## [Source excerpt]
-- Start --
# Under the board walk…down by the sea. yeah yeah



## vipgraphx (Sep 2, 2015)

this was taken under the pier at Pacific beach san diego.. I really wanted to try to go back and take it during sunset but didn't find the time while on vacation.

Processing is quite different and something I am trying out for large prints on canvas...




Untitled by VIPGraphX, on Flickr


----------



## astroNikon (Sep 2, 2015)

I think that looks pretty kewl looking at the details in the structure.
That outside light is a bit blown out but I think it's okay in this photo as it doesn't seem to distract from the subject itself.
I like the 2 waves coming in too - 1 distant and the other breaking - as they really add to the photo.


----------



## CaboWabo (Sep 2, 2015)

Like all the rest of the shots you have put up this one is top notch !


----------



## scotts2014se (Sep 2, 2015)

I've been waiting for something new from you. I'm really liking the processing.


----------



## knswee (Sep 2, 2015)

Very Nice...

ken


----------



## JacaRanda (Sep 2, 2015)

Pretty cool.  Looks like something I have waded through in a video game.


----------



## vipgraphx (Sep 3, 2015)

Thanks fellas!! Ill have more coming


----------



## that1guy (Sep 24, 2015)

great shot. I think just a little extra water in the foreground... possibly a ginger crop.


Great processing, but I think this shot might look better in BnW. would you mind converting to give us a visual?


----------



## Jasii (Sep 24, 2015)

that1guy said:


> great shot. I think just a little extra water in the foreground... possibly a ginger crop.
> 
> 
> Great processing, but I think this shot might look better in BnW. would you mind converting to give us a visual?


Sorry for sounding like a moron, but what exactly is a ginger crop?
Rgds,


----------



## that1guy (Sep 24, 2015)

Jasii said:


> that1guy said:
> 
> 
> > great shot. I think just a little extra water in the foreground... possibly a ginger crop.
> ...



oops I apologize... stupid iPad autocorrect ... I meant tighter crop... I don't know how ginger got added :/


----------



## PhotoriousMe (Sep 24, 2015)

I'm really becoming a fan of your work......more please.

Dave


----------
-- End --
## [Exercise requirements]
[A] According to the forum thread, where was the photo taken?
[B] Write out the part of the forum thread between "this was taken" and "while on vacation.", inclusive, word for word.

## [Dataset entries]
-- Start --
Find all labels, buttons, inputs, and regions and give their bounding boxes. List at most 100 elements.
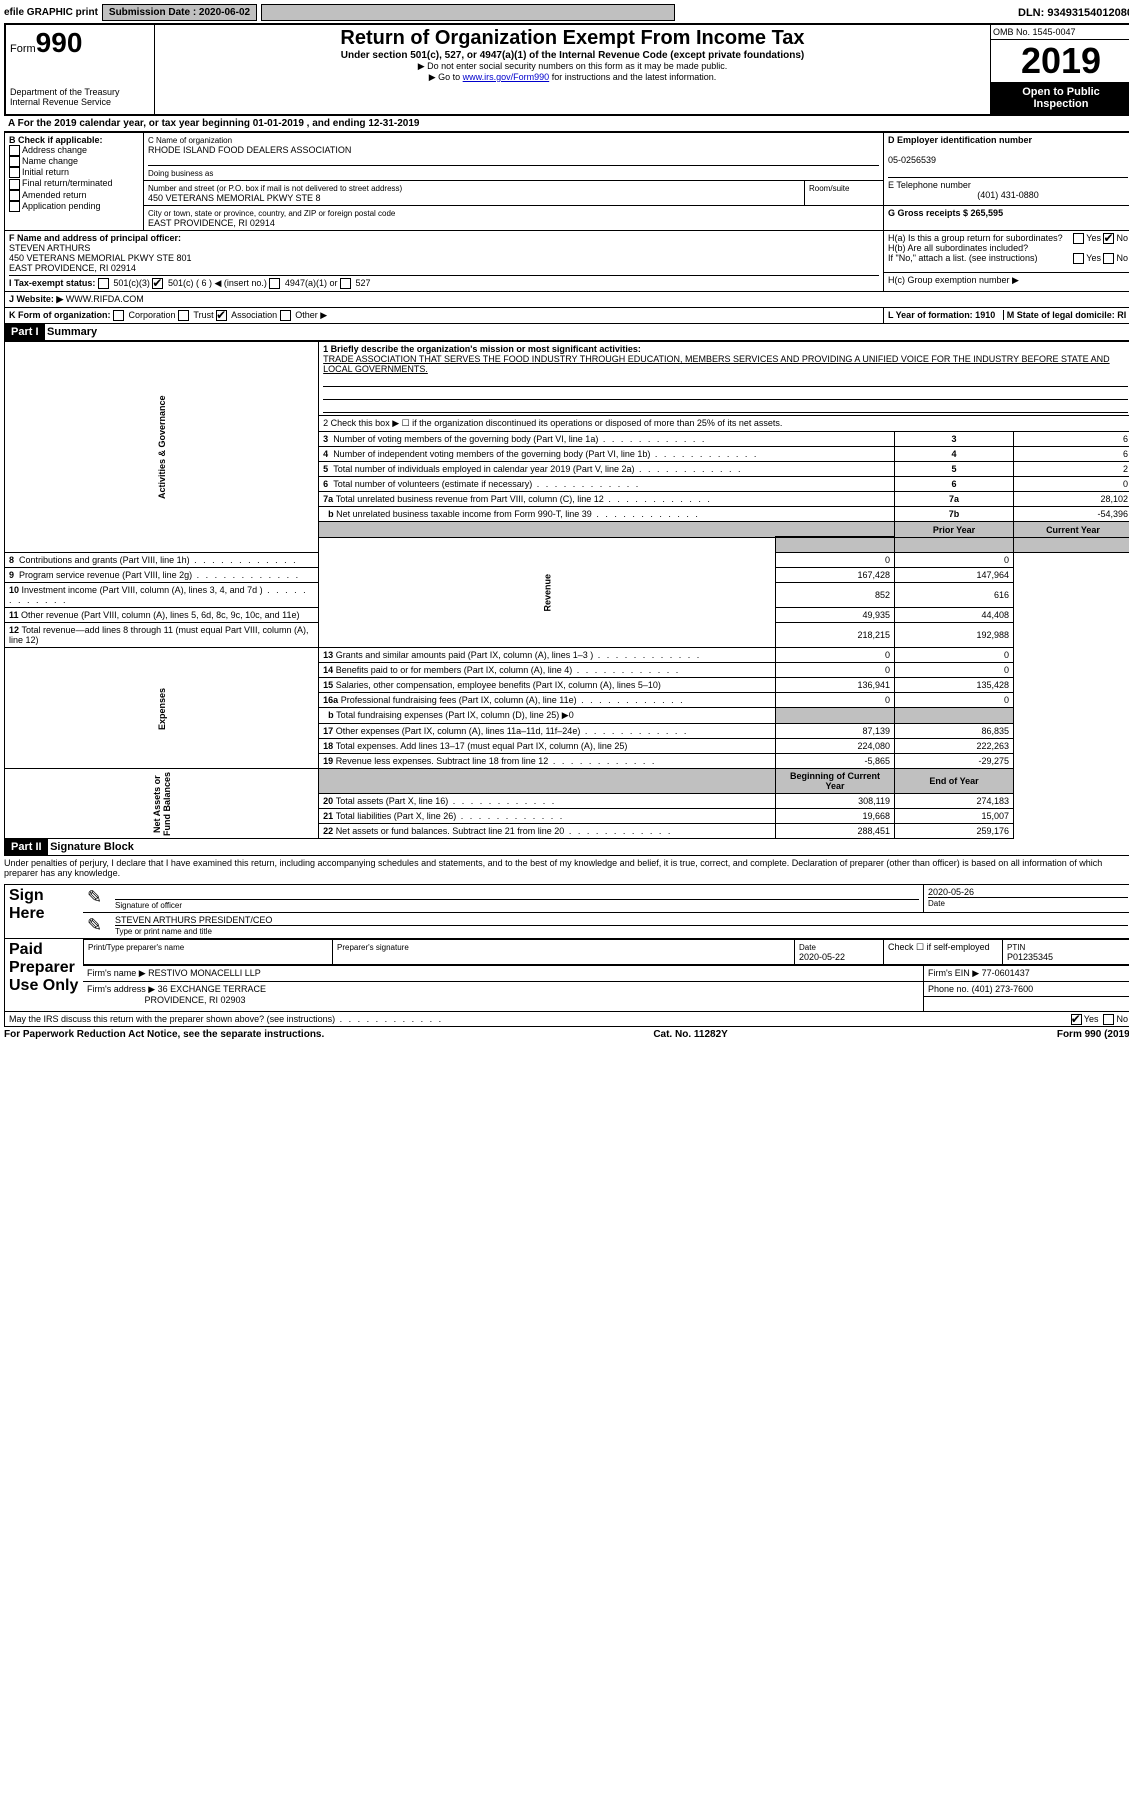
-- End --
-- Start --
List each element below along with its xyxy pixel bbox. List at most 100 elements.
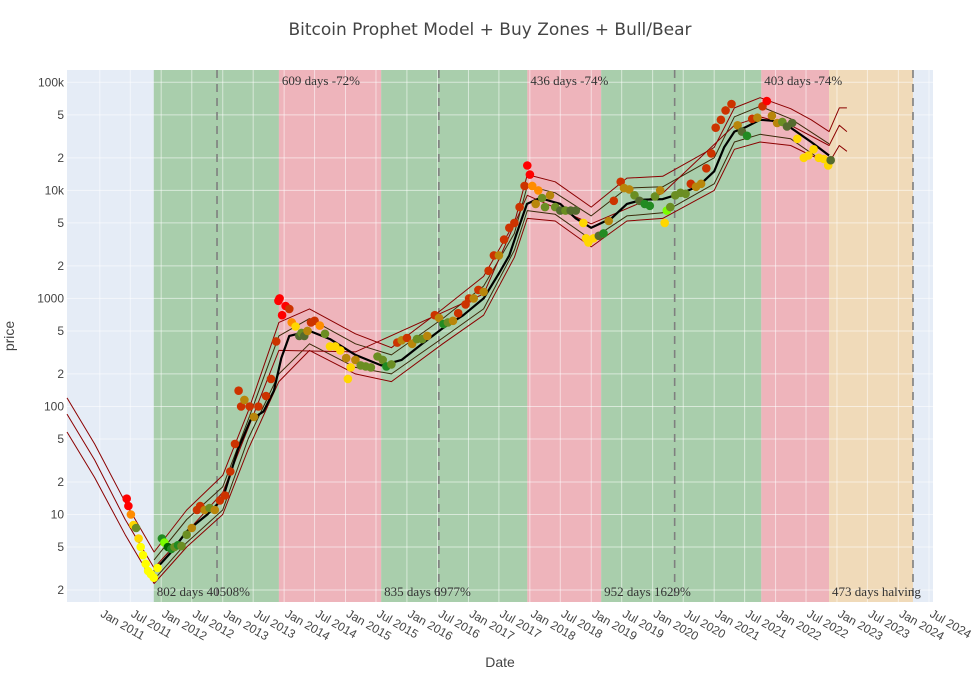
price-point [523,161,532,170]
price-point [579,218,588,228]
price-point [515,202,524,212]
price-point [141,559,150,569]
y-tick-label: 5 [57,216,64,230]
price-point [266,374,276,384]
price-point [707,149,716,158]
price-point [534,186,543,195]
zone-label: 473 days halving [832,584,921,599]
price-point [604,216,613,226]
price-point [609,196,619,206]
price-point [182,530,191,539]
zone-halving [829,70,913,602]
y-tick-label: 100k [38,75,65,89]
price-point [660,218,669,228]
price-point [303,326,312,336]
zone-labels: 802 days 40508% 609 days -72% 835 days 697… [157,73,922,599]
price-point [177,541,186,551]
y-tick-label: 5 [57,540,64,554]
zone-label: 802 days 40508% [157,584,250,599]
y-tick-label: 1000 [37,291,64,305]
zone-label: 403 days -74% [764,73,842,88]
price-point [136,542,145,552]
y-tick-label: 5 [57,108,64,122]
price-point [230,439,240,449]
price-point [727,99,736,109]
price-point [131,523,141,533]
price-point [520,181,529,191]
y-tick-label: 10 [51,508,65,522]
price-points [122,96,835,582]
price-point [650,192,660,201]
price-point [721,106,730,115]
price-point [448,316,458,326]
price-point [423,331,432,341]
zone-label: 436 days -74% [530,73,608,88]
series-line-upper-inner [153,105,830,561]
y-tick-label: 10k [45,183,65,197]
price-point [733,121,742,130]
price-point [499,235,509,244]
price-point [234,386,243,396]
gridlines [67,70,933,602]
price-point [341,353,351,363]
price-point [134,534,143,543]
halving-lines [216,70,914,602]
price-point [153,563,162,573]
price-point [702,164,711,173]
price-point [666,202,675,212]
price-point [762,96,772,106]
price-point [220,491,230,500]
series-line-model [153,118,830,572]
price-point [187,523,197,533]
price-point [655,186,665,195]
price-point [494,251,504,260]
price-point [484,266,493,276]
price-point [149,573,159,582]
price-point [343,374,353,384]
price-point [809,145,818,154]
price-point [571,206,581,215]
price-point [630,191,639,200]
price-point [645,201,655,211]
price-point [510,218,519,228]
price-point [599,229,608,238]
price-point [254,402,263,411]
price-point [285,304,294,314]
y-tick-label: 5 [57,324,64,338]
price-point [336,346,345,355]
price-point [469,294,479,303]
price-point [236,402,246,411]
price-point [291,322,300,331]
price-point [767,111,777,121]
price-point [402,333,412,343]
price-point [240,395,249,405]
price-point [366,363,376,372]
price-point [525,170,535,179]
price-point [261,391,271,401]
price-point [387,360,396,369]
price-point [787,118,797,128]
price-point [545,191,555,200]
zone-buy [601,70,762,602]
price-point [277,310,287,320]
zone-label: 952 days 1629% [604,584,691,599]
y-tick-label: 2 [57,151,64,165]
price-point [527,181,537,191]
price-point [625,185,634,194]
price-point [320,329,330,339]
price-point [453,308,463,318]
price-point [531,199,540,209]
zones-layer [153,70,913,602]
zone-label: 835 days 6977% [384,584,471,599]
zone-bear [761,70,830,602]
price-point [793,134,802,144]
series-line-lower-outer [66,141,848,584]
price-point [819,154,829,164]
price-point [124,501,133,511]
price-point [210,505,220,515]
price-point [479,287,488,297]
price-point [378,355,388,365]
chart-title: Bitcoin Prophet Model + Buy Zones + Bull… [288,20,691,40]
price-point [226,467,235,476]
-- End --
## [Results of the exercise]
[A] Under the pier at Pacific Beach in San Diego.

[B]
this was taken under the pier at Pacific beach san diego.. I really wanted to try to go back and take it during sunset but didn't find the time while on vacation.